INPUT MATERIAL:
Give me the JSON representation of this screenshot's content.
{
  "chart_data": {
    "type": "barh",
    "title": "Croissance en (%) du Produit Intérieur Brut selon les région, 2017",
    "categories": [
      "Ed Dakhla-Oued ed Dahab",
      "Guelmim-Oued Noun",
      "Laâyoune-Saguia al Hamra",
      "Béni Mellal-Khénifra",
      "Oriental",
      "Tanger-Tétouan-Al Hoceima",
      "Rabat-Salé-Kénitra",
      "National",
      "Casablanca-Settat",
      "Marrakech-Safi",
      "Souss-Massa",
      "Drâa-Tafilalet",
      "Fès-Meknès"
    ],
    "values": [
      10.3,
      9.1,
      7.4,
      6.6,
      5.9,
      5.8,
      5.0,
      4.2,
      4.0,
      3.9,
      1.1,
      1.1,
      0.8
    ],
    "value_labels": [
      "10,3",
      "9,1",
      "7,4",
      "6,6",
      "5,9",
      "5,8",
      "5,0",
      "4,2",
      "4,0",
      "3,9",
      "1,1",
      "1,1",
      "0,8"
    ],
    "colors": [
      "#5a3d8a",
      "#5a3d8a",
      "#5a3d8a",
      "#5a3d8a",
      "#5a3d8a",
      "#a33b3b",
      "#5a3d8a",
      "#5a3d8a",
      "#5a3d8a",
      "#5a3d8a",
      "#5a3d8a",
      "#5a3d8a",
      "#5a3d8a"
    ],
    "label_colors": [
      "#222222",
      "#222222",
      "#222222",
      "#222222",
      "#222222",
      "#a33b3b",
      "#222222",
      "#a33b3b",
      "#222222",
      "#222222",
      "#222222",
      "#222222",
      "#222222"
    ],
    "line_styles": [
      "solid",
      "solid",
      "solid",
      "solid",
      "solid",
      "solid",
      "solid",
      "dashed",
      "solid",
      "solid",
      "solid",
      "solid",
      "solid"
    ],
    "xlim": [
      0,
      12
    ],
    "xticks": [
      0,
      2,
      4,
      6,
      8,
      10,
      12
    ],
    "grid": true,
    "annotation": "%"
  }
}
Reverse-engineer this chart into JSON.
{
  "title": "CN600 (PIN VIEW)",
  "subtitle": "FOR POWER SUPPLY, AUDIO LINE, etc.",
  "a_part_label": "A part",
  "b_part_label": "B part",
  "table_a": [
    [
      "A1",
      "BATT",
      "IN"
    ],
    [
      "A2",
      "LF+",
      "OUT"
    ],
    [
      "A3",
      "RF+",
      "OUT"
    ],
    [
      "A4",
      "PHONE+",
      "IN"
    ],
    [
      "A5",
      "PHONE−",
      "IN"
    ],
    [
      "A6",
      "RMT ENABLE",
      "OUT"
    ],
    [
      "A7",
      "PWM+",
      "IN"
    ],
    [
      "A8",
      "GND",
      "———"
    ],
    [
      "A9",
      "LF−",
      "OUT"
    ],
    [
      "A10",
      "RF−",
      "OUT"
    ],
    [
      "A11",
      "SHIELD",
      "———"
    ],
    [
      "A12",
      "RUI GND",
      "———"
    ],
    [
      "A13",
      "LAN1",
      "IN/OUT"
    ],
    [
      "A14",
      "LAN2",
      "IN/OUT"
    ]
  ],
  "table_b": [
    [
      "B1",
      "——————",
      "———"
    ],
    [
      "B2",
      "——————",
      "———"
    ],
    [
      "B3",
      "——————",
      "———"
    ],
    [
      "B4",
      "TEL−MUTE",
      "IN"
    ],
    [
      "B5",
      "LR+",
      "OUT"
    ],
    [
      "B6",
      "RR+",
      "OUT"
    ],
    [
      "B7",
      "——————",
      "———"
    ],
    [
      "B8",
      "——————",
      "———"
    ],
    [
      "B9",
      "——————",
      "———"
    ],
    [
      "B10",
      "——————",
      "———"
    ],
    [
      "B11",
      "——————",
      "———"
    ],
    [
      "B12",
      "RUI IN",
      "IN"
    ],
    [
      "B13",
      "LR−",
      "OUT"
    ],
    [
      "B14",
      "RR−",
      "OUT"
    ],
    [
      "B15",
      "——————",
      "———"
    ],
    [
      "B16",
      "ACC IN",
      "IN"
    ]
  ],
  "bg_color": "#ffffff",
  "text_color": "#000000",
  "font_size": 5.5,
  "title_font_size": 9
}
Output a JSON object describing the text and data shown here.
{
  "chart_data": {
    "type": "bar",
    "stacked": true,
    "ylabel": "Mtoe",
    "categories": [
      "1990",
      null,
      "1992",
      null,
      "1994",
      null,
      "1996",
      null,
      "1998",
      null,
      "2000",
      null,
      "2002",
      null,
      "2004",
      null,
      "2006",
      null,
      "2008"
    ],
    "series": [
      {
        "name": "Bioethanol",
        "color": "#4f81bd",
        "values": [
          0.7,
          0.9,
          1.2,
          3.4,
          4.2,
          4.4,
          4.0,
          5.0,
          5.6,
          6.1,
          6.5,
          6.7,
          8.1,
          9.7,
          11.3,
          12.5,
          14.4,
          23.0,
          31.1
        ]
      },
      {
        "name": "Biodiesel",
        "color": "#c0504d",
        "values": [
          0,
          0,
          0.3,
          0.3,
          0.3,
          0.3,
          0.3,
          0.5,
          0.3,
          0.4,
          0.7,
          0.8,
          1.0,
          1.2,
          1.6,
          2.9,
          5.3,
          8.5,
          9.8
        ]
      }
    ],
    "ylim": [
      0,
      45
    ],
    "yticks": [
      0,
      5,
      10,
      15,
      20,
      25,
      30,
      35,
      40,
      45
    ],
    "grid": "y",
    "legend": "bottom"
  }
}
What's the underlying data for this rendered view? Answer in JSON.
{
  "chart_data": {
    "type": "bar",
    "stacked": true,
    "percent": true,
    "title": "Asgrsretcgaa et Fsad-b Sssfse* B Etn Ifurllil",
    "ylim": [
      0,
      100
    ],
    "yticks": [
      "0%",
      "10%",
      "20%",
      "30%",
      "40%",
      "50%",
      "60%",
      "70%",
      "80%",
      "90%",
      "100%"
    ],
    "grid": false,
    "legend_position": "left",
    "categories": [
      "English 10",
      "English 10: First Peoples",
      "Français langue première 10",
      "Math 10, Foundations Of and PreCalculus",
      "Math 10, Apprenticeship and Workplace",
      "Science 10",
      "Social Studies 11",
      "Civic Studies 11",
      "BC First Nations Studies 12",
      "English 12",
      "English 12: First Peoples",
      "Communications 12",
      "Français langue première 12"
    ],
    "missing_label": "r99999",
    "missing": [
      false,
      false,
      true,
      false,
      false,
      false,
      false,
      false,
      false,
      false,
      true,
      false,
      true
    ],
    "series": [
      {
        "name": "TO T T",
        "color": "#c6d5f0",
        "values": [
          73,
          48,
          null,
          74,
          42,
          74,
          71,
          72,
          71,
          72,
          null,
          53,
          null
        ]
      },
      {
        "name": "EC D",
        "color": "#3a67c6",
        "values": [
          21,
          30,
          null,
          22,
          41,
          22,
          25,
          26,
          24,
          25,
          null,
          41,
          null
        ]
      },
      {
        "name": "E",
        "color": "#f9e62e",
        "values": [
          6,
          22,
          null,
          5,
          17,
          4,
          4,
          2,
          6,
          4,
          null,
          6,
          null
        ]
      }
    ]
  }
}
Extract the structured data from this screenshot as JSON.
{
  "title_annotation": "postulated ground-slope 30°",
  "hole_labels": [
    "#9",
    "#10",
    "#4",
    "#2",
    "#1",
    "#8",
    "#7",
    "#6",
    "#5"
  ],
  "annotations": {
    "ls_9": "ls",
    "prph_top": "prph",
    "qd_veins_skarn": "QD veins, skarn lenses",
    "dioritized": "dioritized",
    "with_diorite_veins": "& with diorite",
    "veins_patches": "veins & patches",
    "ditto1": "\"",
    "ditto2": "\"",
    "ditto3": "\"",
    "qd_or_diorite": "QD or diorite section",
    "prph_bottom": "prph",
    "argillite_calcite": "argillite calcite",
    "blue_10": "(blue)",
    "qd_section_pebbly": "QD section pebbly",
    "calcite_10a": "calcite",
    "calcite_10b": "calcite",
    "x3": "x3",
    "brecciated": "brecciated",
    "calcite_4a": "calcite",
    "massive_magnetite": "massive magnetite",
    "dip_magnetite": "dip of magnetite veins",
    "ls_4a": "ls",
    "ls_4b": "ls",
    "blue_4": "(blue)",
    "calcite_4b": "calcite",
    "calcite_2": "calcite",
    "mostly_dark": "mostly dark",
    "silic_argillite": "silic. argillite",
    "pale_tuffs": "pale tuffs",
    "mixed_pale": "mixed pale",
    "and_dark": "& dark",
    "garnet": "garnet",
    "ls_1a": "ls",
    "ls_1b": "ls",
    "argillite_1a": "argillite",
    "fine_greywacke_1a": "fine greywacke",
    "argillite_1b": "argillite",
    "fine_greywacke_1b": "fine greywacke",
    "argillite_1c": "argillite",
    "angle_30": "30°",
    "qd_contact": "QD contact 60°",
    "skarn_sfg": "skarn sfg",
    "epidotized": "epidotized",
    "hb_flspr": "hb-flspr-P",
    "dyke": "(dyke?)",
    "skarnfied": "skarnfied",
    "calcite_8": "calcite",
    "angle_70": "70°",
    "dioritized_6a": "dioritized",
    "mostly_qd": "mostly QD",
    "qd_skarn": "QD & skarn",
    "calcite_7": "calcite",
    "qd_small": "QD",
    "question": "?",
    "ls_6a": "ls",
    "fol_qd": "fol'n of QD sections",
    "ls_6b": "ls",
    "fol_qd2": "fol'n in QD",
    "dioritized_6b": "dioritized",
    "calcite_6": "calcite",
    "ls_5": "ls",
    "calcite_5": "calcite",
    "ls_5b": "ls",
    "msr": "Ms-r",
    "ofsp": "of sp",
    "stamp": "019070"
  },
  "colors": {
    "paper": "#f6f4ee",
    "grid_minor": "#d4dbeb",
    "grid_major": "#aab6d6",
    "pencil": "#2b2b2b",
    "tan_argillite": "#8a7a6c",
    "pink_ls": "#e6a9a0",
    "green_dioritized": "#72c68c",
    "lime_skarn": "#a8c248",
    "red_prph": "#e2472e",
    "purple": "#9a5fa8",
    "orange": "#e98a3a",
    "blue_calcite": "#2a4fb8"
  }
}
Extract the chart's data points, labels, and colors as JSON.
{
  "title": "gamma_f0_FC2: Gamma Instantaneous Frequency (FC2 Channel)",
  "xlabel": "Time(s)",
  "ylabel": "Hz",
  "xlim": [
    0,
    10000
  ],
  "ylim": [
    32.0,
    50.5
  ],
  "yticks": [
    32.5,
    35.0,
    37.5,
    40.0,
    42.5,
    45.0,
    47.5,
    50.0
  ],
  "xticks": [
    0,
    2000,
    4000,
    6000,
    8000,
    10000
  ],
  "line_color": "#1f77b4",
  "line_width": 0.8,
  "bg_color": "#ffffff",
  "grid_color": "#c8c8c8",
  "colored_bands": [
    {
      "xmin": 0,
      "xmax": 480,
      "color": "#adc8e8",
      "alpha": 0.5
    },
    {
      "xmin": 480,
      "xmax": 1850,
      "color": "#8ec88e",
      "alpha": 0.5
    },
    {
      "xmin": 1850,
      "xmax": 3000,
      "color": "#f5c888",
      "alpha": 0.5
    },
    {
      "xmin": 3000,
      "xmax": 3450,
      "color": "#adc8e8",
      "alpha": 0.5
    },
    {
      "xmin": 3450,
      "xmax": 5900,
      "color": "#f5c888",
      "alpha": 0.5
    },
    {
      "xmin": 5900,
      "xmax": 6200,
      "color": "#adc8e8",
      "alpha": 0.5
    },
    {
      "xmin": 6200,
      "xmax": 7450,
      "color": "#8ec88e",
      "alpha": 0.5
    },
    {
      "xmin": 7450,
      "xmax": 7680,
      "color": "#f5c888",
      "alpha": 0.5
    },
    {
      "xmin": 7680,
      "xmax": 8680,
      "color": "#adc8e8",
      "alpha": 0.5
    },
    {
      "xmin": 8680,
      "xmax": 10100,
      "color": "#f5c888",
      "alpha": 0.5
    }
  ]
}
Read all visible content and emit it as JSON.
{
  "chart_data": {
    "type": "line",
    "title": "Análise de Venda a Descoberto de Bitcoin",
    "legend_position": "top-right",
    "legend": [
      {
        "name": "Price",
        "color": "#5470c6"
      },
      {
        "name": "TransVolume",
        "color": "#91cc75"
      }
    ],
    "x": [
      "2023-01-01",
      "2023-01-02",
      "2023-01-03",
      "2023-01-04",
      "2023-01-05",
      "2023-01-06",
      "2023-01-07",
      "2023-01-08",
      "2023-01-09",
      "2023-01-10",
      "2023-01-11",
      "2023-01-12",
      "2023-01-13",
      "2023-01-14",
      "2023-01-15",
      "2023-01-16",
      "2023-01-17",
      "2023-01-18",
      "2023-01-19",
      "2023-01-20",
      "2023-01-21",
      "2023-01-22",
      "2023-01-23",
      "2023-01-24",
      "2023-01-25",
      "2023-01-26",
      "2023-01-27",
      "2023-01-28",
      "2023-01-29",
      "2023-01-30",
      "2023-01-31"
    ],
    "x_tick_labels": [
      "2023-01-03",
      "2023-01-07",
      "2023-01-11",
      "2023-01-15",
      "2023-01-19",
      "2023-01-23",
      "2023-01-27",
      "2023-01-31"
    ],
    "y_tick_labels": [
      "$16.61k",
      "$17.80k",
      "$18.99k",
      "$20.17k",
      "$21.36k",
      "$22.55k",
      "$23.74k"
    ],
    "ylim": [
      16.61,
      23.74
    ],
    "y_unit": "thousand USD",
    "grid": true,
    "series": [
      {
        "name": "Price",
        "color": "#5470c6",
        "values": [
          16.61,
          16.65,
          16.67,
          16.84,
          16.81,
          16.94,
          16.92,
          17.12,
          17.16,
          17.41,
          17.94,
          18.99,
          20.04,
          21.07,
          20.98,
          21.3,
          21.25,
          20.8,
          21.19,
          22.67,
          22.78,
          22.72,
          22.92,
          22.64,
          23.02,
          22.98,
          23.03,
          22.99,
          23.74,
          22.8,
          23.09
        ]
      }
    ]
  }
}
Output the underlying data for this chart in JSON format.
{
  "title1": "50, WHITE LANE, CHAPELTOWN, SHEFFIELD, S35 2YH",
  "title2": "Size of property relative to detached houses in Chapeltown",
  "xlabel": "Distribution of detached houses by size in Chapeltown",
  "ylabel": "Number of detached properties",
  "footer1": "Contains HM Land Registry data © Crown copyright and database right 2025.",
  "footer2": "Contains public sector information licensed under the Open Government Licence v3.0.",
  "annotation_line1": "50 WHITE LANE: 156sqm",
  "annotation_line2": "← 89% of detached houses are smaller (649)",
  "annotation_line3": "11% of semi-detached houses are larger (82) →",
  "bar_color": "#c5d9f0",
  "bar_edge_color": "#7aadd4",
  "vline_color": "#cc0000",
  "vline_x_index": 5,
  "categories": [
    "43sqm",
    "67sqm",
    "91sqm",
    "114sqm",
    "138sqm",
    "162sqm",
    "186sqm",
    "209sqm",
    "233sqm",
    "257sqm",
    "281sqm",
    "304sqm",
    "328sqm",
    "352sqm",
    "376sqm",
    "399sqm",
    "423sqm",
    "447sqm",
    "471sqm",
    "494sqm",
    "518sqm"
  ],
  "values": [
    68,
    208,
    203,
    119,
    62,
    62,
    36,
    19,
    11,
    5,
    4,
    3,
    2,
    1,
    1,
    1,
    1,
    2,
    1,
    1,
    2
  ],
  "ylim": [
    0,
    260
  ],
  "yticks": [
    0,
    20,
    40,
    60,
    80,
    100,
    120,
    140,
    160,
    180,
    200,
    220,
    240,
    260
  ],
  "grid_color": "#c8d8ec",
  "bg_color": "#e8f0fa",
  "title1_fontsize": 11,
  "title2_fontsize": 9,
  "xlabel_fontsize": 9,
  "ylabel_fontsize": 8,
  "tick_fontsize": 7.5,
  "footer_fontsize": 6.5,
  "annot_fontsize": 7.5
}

GIVEN TASK: Filter the entries above down to the lines containing the word "screenshot".

OUTPUT OF THE TASK:
Give me the JSON representation of this screenshot's content.
Extract the structured data from this screenshot as JSON.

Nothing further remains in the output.